• Task prompt
From the entries provided below, copy each line that contains the word "作者将他感受最深的生活形象".

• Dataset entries
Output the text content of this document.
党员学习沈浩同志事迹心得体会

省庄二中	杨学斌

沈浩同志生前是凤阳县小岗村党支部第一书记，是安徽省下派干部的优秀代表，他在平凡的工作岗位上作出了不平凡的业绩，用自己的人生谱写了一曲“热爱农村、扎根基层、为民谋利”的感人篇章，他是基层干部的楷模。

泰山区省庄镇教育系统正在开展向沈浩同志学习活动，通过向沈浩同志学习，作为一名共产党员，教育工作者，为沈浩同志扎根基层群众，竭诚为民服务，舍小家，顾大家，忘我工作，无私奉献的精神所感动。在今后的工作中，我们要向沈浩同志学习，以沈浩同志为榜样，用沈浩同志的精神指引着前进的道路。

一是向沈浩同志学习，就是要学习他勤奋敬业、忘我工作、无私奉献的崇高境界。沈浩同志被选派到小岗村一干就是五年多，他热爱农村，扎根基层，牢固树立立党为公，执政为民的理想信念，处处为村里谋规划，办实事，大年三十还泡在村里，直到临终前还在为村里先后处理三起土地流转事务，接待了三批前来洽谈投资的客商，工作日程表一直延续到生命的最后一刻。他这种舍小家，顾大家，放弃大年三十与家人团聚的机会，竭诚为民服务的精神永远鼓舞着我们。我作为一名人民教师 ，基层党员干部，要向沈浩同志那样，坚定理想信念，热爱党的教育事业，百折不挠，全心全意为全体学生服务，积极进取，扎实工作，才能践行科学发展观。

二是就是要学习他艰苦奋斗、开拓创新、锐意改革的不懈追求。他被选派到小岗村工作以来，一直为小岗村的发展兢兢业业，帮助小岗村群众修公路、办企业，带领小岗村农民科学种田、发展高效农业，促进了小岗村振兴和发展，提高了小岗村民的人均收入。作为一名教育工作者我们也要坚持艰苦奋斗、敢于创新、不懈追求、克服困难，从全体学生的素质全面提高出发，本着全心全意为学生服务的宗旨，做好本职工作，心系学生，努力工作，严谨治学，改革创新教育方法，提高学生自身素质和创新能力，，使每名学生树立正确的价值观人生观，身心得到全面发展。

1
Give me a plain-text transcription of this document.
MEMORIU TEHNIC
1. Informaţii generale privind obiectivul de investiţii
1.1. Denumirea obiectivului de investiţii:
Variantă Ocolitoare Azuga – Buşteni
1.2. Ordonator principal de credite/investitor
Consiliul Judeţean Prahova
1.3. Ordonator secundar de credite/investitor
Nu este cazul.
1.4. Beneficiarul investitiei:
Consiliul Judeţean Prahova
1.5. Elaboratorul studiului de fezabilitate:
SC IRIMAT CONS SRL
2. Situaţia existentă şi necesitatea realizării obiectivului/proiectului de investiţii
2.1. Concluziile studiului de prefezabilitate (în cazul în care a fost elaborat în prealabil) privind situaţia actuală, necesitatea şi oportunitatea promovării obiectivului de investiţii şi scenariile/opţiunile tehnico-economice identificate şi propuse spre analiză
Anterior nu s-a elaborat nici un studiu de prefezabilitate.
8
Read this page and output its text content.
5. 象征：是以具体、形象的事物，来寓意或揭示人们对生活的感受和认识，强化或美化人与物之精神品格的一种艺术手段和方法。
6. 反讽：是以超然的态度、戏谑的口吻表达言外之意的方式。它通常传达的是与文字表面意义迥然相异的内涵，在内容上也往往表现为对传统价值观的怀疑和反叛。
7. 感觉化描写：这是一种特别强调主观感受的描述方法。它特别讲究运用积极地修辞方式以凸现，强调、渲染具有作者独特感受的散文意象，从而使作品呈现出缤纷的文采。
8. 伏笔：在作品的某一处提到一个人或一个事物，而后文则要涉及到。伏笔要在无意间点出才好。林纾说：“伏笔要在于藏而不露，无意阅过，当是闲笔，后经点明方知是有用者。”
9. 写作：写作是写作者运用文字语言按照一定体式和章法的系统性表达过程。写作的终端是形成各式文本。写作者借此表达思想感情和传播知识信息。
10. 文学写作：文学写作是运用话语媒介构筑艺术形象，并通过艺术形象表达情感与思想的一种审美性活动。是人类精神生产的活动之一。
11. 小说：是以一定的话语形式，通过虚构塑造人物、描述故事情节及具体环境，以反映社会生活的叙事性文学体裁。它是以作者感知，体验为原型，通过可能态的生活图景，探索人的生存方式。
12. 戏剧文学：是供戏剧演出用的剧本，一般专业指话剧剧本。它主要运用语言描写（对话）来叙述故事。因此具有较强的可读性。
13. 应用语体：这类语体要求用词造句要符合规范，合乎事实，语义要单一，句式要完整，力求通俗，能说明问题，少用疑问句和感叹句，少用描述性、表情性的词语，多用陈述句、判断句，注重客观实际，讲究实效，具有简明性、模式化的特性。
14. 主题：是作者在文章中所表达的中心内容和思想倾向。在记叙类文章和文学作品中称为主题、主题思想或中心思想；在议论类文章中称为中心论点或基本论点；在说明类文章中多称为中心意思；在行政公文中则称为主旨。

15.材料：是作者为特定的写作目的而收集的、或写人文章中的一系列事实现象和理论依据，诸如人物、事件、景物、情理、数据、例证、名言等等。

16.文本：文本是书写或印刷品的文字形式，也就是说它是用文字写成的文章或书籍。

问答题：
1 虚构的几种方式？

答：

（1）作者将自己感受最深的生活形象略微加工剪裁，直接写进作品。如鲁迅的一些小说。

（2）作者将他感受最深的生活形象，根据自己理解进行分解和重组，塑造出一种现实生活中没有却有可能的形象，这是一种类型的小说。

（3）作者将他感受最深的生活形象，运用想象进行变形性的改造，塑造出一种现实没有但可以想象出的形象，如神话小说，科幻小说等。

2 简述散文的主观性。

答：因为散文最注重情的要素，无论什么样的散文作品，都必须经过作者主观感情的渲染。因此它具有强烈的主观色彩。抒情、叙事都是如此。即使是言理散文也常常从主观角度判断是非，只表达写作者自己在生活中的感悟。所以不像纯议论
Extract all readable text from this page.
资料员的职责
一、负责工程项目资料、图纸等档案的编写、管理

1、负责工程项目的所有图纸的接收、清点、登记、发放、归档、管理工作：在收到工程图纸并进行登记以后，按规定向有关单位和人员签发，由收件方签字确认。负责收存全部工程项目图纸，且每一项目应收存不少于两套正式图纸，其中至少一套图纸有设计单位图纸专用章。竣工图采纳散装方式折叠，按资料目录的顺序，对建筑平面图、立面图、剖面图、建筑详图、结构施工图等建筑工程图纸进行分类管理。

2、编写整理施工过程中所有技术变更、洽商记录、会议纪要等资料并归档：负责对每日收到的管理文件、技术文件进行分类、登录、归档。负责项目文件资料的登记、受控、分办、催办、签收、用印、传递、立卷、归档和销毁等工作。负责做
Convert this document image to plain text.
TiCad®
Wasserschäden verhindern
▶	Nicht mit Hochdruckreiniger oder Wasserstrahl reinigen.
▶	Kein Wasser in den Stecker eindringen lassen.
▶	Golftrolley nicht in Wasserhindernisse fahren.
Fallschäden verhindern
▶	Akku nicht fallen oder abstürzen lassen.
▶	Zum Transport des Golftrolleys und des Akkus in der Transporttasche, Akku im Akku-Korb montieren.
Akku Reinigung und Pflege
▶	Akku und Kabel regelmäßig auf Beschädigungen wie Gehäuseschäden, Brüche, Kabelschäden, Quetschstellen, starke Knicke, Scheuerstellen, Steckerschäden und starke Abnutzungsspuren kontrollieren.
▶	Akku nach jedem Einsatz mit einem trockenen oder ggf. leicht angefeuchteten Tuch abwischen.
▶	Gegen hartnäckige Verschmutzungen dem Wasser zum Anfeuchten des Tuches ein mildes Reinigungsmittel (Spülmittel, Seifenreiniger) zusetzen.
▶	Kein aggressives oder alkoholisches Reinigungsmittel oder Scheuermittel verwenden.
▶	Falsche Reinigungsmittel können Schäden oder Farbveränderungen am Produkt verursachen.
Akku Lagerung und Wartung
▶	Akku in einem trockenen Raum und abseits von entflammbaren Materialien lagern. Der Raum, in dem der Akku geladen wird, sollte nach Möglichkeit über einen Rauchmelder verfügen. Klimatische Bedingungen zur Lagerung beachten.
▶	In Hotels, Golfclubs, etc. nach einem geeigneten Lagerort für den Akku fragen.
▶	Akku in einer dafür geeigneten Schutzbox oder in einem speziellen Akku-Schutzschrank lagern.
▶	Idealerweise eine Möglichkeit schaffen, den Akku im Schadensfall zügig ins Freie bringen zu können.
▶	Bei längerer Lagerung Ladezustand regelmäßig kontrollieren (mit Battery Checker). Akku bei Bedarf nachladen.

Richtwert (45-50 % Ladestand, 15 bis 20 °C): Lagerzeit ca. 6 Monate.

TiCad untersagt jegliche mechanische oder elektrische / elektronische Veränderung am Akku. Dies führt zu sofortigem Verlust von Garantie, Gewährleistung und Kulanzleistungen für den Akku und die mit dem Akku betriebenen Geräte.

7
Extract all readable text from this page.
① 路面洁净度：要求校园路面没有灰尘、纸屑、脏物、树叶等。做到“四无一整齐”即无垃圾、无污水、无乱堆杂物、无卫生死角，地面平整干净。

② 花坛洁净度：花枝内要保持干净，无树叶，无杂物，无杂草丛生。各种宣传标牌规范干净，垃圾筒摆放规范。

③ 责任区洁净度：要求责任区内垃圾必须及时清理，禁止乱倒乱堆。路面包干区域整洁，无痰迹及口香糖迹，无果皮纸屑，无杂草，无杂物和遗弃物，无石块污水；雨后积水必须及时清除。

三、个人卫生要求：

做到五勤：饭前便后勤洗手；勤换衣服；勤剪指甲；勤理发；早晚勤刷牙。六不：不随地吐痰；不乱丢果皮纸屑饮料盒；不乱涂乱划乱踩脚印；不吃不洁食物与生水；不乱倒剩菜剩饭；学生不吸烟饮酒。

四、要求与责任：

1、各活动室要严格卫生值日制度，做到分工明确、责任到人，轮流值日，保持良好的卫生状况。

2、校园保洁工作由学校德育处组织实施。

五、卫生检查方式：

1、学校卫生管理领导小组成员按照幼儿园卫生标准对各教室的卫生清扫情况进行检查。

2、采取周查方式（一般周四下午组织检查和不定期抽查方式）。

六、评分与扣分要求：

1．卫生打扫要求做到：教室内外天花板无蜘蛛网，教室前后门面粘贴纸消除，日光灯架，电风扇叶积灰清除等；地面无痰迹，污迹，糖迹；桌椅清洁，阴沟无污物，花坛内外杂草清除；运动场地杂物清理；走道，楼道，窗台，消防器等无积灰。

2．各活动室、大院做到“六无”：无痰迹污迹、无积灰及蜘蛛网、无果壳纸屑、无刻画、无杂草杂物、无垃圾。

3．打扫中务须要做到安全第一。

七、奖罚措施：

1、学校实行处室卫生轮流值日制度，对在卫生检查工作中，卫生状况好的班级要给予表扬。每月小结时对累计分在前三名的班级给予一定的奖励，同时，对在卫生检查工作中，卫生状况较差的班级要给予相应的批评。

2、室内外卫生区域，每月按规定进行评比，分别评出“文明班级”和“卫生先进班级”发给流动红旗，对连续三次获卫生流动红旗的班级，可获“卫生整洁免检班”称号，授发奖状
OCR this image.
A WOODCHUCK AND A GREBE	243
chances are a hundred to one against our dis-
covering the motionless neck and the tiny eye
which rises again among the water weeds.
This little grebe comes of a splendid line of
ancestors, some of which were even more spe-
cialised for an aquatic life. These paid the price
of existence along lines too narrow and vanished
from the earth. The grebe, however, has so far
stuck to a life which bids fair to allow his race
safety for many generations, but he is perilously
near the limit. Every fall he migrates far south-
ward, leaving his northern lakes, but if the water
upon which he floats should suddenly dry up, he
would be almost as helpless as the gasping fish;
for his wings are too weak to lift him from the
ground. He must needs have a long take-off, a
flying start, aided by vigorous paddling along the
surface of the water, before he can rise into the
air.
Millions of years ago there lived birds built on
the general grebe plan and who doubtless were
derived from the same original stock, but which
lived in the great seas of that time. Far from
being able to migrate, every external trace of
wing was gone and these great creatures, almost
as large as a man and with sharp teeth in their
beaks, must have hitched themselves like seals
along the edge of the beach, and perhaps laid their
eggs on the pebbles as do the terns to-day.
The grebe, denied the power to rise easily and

• Answer to this problem
（2）作者将他感受最深的生活形象，根据自己理解进行分解和重组，塑造出一种现实生活中没有却有可能的形象，这是一种类型的小说。
（3）作者将他感受最深的生活形象，运用想象进行变形性的改造，塑造出一种现实没有但可以想象出的形象，如神话小说，科幻小说等。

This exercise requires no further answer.